§ **PROBLEM TO SOLVE**: Go through the data below. List every line that holds the word "this".

§ **DATA LISTING**:
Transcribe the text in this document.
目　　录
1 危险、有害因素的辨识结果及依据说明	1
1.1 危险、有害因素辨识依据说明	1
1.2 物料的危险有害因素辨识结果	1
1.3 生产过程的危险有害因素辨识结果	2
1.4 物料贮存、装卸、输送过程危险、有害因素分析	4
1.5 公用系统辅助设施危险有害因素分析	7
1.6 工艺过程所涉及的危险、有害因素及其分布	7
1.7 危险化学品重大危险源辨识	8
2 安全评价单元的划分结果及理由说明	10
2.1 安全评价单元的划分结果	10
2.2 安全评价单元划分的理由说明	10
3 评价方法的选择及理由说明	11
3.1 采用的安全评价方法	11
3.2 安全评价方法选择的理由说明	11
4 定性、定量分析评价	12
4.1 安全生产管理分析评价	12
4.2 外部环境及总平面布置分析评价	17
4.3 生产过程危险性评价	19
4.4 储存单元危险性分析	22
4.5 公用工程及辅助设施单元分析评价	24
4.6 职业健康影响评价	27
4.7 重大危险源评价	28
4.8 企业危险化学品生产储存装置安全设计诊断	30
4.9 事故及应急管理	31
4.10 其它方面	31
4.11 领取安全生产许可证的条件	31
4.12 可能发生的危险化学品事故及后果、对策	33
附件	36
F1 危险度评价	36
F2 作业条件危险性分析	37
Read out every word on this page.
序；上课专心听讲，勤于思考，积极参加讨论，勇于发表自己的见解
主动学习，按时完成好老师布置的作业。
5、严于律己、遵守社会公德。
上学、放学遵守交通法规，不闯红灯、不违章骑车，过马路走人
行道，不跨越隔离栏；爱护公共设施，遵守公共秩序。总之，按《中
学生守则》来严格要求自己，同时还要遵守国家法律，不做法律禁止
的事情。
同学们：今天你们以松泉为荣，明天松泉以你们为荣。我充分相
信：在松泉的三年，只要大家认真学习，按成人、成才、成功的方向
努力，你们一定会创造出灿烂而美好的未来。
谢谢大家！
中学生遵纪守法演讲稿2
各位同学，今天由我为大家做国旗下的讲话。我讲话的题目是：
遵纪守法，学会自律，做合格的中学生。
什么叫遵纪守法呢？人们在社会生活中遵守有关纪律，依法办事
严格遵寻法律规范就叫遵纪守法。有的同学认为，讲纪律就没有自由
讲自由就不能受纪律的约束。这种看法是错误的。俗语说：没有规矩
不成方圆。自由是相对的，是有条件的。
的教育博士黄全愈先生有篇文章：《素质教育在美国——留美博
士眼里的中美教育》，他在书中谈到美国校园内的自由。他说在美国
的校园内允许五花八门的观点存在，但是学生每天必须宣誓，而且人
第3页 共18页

§ **FINAL ANSWER**:
Transcribe the text in this document.
Read out every word on this page.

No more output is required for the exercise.